[Entries from a visual dataset]
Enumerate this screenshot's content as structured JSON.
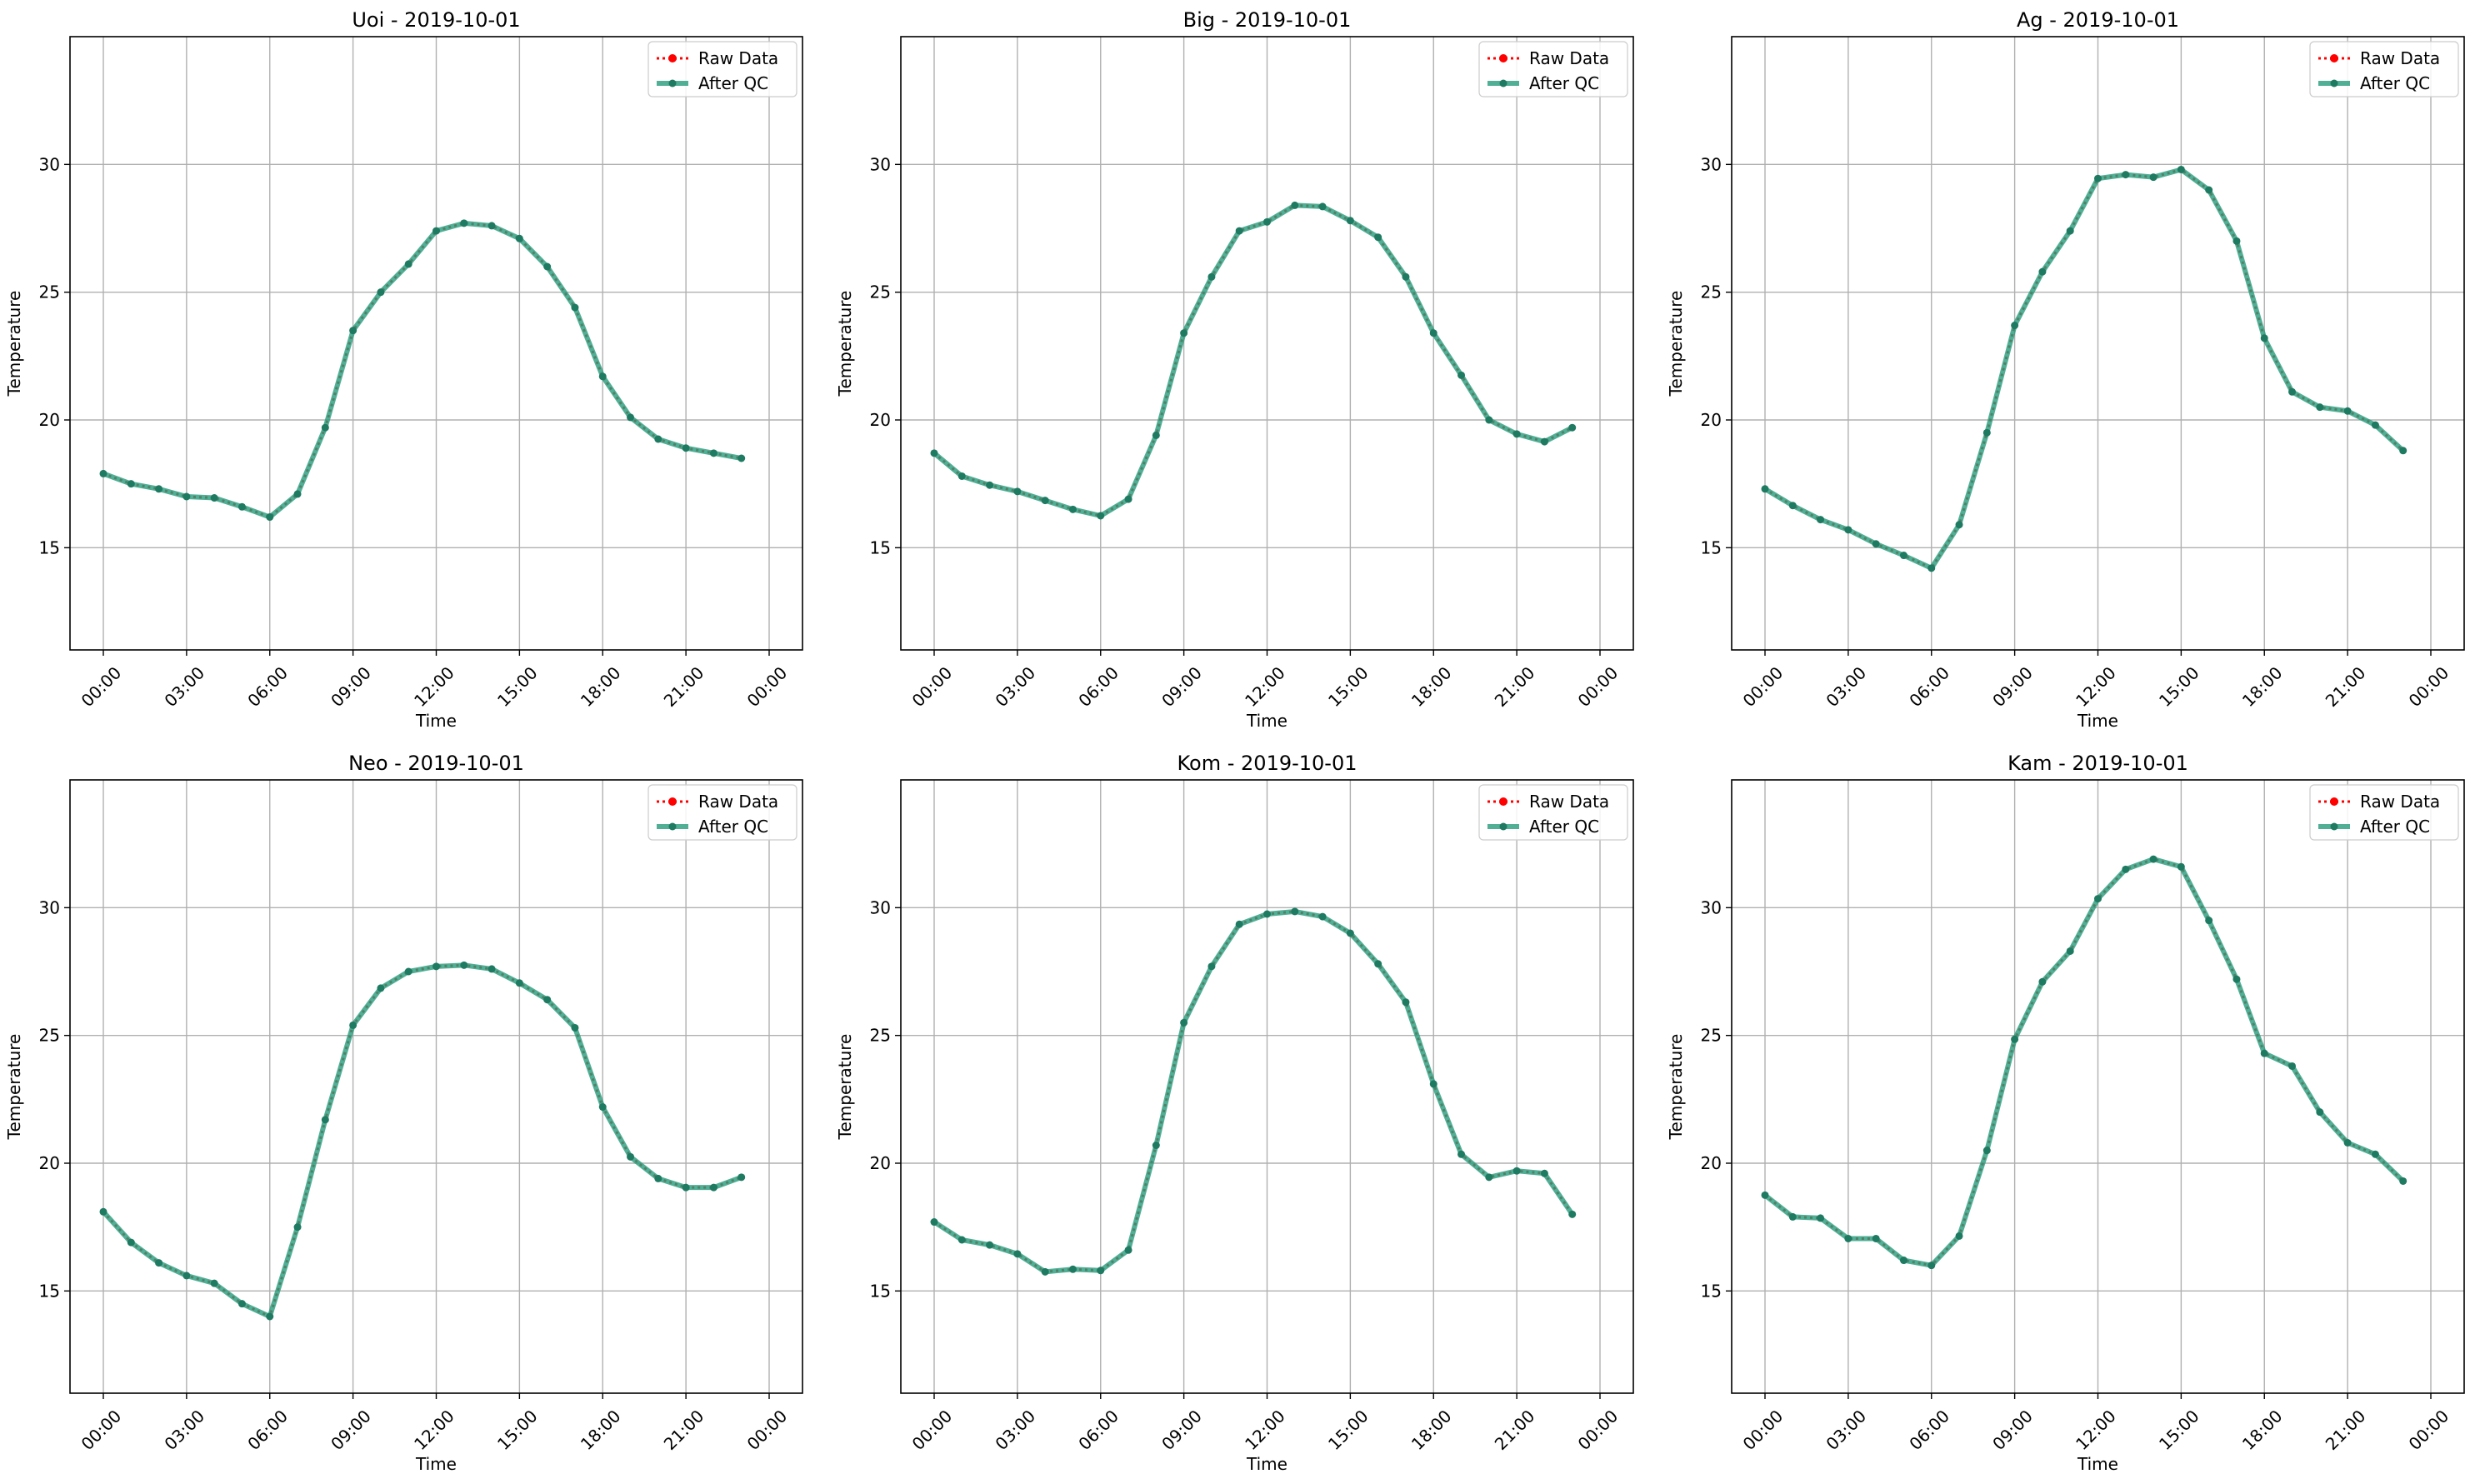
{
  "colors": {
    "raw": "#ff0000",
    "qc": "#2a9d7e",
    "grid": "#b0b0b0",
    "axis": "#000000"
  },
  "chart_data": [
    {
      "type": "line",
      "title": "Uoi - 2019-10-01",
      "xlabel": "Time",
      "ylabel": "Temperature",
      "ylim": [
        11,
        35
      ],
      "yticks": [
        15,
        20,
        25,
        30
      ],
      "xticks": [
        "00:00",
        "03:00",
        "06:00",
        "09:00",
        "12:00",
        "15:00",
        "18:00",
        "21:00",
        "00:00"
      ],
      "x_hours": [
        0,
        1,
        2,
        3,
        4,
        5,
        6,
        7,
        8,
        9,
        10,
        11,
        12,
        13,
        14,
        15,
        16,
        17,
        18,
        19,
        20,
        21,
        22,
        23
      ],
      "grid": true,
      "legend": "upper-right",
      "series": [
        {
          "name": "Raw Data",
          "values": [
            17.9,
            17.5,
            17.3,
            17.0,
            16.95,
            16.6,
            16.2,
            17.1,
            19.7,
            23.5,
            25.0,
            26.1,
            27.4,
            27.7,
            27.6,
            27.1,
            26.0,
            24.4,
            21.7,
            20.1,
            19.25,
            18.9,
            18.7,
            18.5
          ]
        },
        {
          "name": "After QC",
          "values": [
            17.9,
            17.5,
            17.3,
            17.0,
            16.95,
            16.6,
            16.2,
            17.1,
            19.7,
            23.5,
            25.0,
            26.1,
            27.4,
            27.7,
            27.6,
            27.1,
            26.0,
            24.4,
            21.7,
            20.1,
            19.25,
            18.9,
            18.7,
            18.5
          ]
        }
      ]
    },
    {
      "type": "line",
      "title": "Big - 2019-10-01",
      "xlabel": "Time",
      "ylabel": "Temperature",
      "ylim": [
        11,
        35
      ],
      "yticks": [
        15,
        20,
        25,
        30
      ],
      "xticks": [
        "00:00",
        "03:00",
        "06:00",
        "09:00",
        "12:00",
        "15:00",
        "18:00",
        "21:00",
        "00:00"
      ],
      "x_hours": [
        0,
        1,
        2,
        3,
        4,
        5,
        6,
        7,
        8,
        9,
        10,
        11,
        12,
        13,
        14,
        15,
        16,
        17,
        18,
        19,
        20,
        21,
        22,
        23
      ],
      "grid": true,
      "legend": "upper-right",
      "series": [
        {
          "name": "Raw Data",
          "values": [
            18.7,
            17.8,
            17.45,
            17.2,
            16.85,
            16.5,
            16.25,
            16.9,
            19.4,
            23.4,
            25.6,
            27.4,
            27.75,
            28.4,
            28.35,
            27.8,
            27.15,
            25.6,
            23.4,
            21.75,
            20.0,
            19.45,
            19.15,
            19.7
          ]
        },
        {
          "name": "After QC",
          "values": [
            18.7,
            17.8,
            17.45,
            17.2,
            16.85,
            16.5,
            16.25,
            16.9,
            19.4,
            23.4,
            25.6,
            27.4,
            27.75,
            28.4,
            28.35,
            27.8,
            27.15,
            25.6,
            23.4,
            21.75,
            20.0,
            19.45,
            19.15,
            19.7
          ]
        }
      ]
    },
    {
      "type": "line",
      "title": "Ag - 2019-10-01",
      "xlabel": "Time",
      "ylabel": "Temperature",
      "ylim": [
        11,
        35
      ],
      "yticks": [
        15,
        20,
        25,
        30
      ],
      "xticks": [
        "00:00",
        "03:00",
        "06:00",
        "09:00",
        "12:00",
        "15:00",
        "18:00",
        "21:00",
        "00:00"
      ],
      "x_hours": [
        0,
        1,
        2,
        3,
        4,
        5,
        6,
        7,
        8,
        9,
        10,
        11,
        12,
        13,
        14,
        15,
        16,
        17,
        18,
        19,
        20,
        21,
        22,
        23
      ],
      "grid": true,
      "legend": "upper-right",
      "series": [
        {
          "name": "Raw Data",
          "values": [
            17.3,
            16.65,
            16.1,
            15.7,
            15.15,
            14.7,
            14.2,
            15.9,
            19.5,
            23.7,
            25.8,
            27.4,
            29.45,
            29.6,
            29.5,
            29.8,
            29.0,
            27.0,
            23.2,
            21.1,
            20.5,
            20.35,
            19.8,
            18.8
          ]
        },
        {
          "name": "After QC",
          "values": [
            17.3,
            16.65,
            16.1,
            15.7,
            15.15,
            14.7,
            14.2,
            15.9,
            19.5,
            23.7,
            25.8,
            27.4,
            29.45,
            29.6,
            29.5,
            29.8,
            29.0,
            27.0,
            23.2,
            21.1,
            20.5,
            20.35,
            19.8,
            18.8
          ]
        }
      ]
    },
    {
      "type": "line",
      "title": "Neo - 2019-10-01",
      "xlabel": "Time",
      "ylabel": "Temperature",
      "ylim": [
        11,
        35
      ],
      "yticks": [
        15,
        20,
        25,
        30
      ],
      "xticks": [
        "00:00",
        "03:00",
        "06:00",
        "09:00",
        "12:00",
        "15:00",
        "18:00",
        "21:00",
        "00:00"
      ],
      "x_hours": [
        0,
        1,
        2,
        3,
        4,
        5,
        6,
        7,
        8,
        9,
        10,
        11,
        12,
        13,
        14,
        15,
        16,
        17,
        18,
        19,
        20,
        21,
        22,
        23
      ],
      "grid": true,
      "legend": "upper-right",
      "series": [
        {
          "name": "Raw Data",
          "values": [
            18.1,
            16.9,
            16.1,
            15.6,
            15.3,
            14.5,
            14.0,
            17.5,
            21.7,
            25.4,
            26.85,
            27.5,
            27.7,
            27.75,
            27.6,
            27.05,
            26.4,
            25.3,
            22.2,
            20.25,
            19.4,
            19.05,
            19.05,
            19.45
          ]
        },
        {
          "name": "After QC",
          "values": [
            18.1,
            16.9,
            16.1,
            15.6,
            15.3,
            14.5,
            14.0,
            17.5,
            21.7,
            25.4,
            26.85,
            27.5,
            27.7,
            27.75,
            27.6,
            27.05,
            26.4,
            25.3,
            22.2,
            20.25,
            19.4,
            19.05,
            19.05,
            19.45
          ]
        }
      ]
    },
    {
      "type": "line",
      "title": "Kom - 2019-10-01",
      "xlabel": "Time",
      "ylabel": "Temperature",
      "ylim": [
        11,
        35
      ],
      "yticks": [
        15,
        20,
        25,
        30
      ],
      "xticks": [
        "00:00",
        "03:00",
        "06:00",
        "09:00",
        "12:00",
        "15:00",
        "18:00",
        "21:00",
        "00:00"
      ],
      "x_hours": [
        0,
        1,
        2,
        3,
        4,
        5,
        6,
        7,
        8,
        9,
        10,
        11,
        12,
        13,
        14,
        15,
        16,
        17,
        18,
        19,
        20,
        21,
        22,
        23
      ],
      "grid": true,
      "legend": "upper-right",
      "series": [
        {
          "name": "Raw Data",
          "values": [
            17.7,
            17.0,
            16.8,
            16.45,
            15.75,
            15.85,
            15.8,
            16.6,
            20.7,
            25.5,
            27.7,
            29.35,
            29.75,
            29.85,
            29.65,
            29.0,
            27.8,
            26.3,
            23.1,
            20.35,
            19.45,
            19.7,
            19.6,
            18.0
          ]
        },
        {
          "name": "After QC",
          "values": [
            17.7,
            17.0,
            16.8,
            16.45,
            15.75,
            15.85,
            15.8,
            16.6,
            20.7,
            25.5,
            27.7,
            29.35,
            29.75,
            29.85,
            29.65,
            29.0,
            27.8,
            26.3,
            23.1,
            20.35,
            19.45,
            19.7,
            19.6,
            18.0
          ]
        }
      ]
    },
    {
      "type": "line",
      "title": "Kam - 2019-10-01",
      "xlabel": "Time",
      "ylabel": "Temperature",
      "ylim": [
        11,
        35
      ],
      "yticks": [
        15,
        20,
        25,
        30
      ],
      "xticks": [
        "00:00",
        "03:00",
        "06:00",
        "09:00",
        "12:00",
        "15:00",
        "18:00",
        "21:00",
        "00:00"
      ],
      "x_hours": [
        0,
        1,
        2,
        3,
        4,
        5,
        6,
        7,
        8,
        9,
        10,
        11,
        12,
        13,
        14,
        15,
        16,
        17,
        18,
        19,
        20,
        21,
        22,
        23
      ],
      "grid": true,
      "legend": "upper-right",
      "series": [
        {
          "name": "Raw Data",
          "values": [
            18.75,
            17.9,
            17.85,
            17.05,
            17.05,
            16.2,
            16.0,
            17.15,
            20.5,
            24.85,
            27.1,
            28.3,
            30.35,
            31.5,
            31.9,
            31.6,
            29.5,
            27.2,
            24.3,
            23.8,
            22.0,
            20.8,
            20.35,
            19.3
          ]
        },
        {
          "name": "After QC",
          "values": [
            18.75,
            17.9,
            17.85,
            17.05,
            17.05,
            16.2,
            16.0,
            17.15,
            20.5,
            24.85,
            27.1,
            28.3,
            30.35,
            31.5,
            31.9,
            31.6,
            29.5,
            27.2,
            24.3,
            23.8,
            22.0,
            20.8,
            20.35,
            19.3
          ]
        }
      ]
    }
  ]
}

---

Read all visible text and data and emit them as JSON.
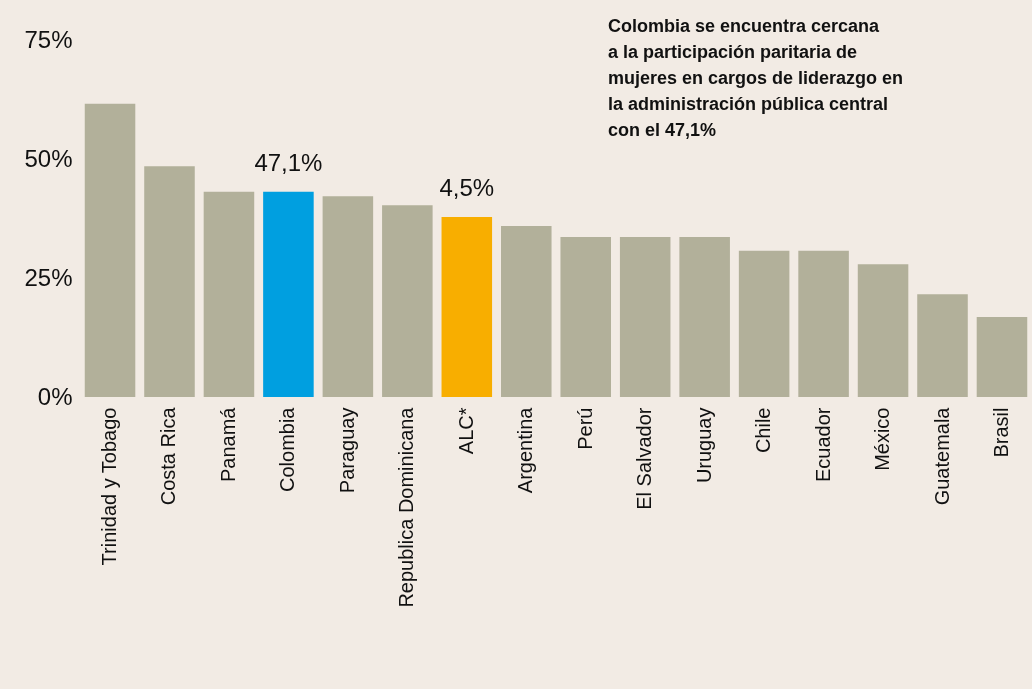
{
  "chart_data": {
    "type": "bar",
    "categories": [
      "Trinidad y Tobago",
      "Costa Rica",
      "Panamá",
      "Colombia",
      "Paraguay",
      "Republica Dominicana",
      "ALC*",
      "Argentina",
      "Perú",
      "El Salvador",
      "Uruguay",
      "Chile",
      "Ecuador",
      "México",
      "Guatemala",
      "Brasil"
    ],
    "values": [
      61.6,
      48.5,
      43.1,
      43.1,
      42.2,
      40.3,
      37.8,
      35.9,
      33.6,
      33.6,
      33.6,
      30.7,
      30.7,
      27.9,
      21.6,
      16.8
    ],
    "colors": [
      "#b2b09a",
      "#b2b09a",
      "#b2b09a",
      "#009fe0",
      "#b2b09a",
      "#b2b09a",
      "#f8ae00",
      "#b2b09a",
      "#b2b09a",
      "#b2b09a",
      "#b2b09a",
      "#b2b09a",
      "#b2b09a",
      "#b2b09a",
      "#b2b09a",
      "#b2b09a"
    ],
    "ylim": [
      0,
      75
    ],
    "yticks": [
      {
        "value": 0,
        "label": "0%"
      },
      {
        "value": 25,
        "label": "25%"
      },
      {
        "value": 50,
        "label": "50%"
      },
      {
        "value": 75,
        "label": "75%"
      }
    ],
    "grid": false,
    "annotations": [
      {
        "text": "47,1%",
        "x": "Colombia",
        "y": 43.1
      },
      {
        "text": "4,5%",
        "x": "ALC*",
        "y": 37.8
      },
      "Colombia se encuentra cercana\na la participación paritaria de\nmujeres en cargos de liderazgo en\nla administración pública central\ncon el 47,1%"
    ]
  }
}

> Exercise task:
Extract all lines containing the word "JSON".

> Exercise result:
Enumerate this screenshot's content as structured JSON.
Read all visible text and data and emit them as JSON.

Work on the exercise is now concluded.